_Extracted material:_
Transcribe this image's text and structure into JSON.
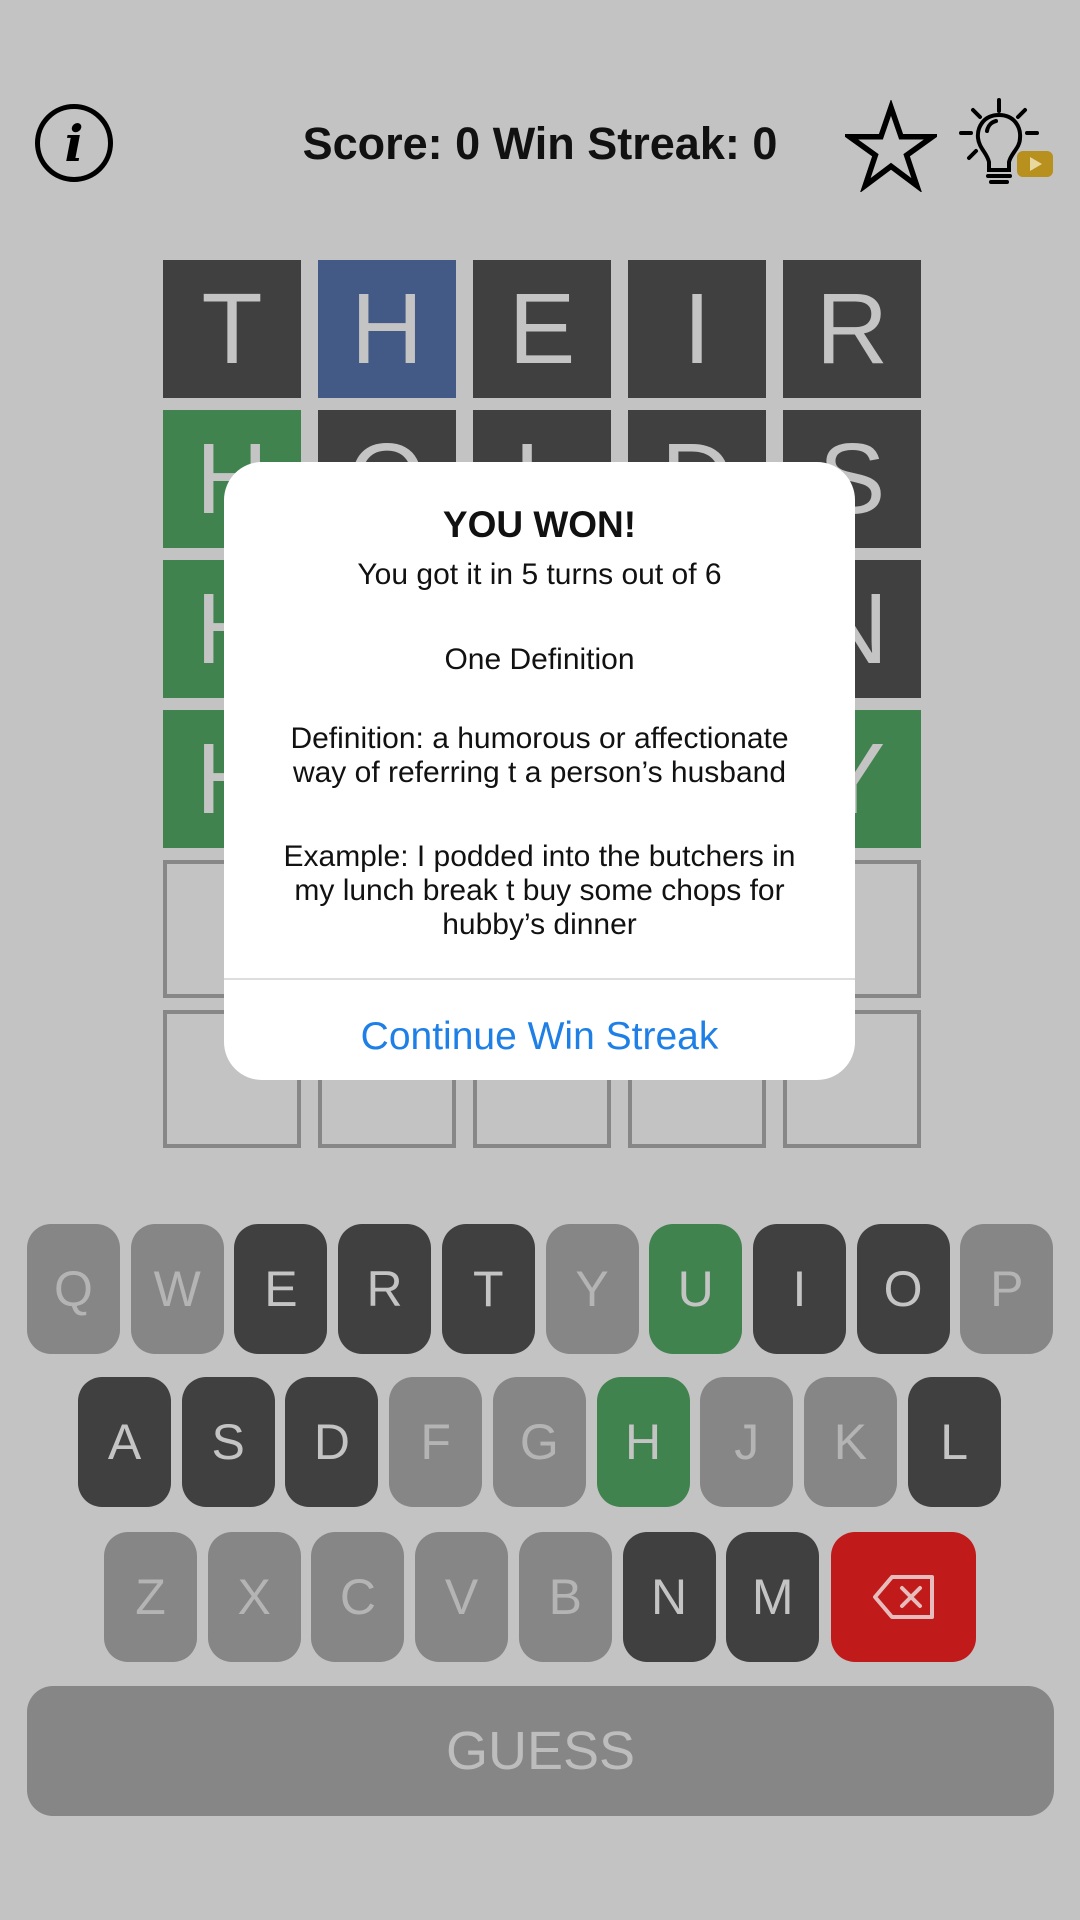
{
  "header": {
    "info_icon": "info-icon",
    "score_text": "Score: 0 Win Streak: 0",
    "star_icon": "star-icon",
    "hint_icon": "lightbulb-video-hint-icon",
    "hint_badge_color": "#b8901e"
  },
  "colors": {
    "absent": "#404040",
    "present": "#425a85",
    "correct": "#41834f",
    "unused": "#868686",
    "delete": "#c01a1a",
    "link": "#1e7fe6"
  },
  "grid": [
    [
      {
        "l": "T",
        "s": "dark"
      },
      {
        "l": "H",
        "s": "blue"
      },
      {
        "l": "E",
        "s": "dark"
      },
      {
        "l": "I",
        "s": "dark"
      },
      {
        "l": "R",
        "s": "dark"
      }
    ],
    [
      {
        "l": "H",
        "s": "green"
      },
      {
        "l": "O",
        "s": "dark"
      },
      {
        "l": "L",
        "s": "dark"
      },
      {
        "l": "D",
        "s": "dark"
      },
      {
        "l": "S",
        "s": "dark"
      }
    ],
    [
      {
        "l": "H",
        "s": "green"
      },
      {
        "l": "",
        "s": "dark"
      },
      {
        "l": "",
        "s": "dark"
      },
      {
        "l": "",
        "s": "dark"
      },
      {
        "l": "N",
        "s": "dark"
      }
    ],
    [
      {
        "l": "H",
        "s": "green"
      },
      {
        "l": "",
        "s": "green"
      },
      {
        "l": "",
        "s": "green"
      },
      {
        "l": "",
        "s": "green"
      },
      {
        "l": "Y",
        "s": "green"
      }
    ],
    [
      {
        "l": "",
        "s": "empty"
      },
      {
        "l": "",
        "s": "empty"
      },
      {
        "l": "",
        "s": "empty"
      },
      {
        "l": "",
        "s": "empty"
      },
      {
        "l": "",
        "s": "empty"
      }
    ],
    [
      {
        "l": "",
        "s": "empty"
      },
      {
        "l": "",
        "s": "empty"
      },
      {
        "l": "",
        "s": "empty"
      },
      {
        "l": "",
        "s": "empty"
      },
      {
        "l": "",
        "s": "empty"
      }
    ]
  ],
  "modal": {
    "title": "YOU WON!",
    "subtitle": "You got it in 5 turns out of 6",
    "definition_heading": "One Definition",
    "definition": "Definition: a humorous or affectionate way of referring t a person’s husband",
    "example": "Example: I podded into the butchers in my lunch break t buy some chops for hubby’s dinner",
    "continue_label": "Continue Win Streak"
  },
  "keyboard": {
    "rows": [
      [
        {
          "k": "Q",
          "s": "unused"
        },
        {
          "k": "W",
          "s": "unused"
        },
        {
          "k": "E",
          "s": "absent"
        },
        {
          "k": "R",
          "s": "absent"
        },
        {
          "k": "T",
          "s": "absent"
        },
        {
          "k": "Y",
          "s": "unused"
        },
        {
          "k": "U",
          "s": "correct"
        },
        {
          "k": "I",
          "s": "absent"
        },
        {
          "k": "O",
          "s": "absent"
        },
        {
          "k": "P",
          "s": "unused"
        }
      ],
      [
        {
          "k": "A",
          "s": "absent"
        },
        {
          "k": "S",
          "s": "absent"
        },
        {
          "k": "D",
          "s": "absent"
        },
        {
          "k": "F",
          "s": "unused"
        },
        {
          "k": "G",
          "s": "unused"
        },
        {
          "k": "H",
          "s": "correct"
        },
        {
          "k": "J",
          "s": "unused"
        },
        {
          "k": "K",
          "s": "unused"
        },
        {
          "k": "L",
          "s": "absent"
        }
      ],
      [
        {
          "k": "Z",
          "s": "unused"
        },
        {
          "k": "X",
          "s": "unused"
        },
        {
          "k": "C",
          "s": "unused"
        },
        {
          "k": "V",
          "s": "unused"
        },
        {
          "k": "B",
          "s": "unused"
        },
        {
          "k": "N",
          "s": "absent"
        },
        {
          "k": "M",
          "s": "absent"
        }
      ]
    ],
    "delete_icon": "backspace-icon",
    "guess_label": "GUESS"
  }
}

_Task to carry out:_
Skip every picture and transcribe the data above exactly.

_Output:_
Transcribe this image's text and structure into JSON.
{
  "header": {
    "info_icon": "info-icon",
    "score_text": "Score: 0 Win Streak: 0",
    "star_icon": "star-icon",
    "hint_icon": "lightbulb-video-hint-icon",
    "hint_badge_color": "#b8901e"
  },
  "colors": {
    "absent": "#404040",
    "present": "#425a85",
    "correct": "#41834f",
    "unused": "#868686",
    "delete": "#c01a1a",
    "link": "#1e7fe6"
  },
  "grid": [
    [
      {
        "l": "T",
        "s": "dark"
      },
      {
        "l": "H",
        "s": "blue"
      },
      {
        "l": "E",
        "s": "dark"
      },
      {
        "l": "I",
        "s": "dark"
      },
      {
        "l": "R",
        "s": "dark"
      }
    ],
    [
      {
        "l": "H",
        "s": "green"
      },
      {
        "l": "O",
        "s": "dark"
      },
      {
        "l": "L",
        "s": "dark"
      },
      {
        "l": "D",
        "s": "dark"
      },
      {
        "l": "S",
        "s": "dark"
      }
    ],
    [
      {
        "l": "H",
        "s": "green"
      },
      {
        "l": "",
        "s": "dark"
      },
      {
        "l": "",
        "s": "dark"
      },
      {
        "l": "",
        "s": "dark"
      },
      {
        "l": "N",
        "s": "dark"
      }
    ],
    [
      {
        "l": "H",
        "s": "green"
      },
      {
        "l": "",
        "s": "green"
      },
      {
        "l": "",
        "s": "green"
      },
      {
        "l": "",
        "s": "green"
      },
      {
        "l": "Y",
        "s": "green"
      }
    ],
    [
      {
        "l": "",
        "s": "empty"
      },
      {
        "l": "",
        "s": "empty"
      },
      {
        "l": "",
        "s": "empty"
      },
      {
        "l": "",
        "s": "empty"
      },
      {
        "l": "",
        "s": "empty"
      }
    ],
    [
      {
        "l": "",
        "s": "empty"
      },
      {
        "l": "",
        "s": "empty"
      },
      {
        "l": "",
        "s": "empty"
      },
      {
        "l": "",
        "s": "empty"
      },
      {
        "l": "",
        "s": "empty"
      }
    ]
  ],
  "modal": {
    "title": "YOU WON!",
    "subtitle": "You got it in 5 turns out of 6",
    "definition_heading": "One Definition",
    "definition": "Definition: a humorous or affectionate way of referring t a person’s husband",
    "example": "Example: I podded into the butchers in my lunch break t buy some chops for hubby’s dinner",
    "continue_label": "Continue Win Streak"
  },
  "keyboard": {
    "rows": [
      [
        {
          "k": "Q",
          "s": "unused"
        },
        {
          "k": "W",
          "s": "unused"
        },
        {
          "k": "E",
          "s": "absent"
        },
        {
          "k": "R",
          "s": "absent"
        },
        {
          "k": "T",
          "s": "absent"
        },
        {
          "k": "Y",
          "s": "unused"
        },
        {
          "k": "U",
          "s": "correct"
        },
        {
          "k": "I",
          "s": "absent"
        },
        {
          "k": "O",
          "s": "absent"
        },
        {
          "k": "P",
          "s": "unused"
        }
      ],
      [
        {
          "k": "A",
          "s": "absent"
        },
        {
          "k": "S",
          "s": "absent"
        },
        {
          "k": "D",
          "s": "absent"
        },
        {
          "k": "F",
          "s": "unused"
        },
        {
          "k": "G",
          "s": "unused"
        },
        {
          "k": "H",
          "s": "correct"
        },
        {
          "k": "J",
          "s": "unused"
        },
        {
          "k": "K",
          "s": "unused"
        },
        {
          "k": "L",
          "s": "absent"
        }
      ],
      [
        {
          "k": "Z",
          "s": "unused"
        },
        {
          "k": "X",
          "s": "unused"
        },
        {
          "k": "C",
          "s": "unused"
        },
        {
          "k": "V",
          "s": "unused"
        },
        {
          "k": "B",
          "s": "unused"
        },
        {
          "k": "N",
          "s": "absent"
        },
        {
          "k": "M",
          "s": "absent"
        }
      ]
    ],
    "delete_icon": "backspace-icon",
    "guess_label": "GUESS"
  }
}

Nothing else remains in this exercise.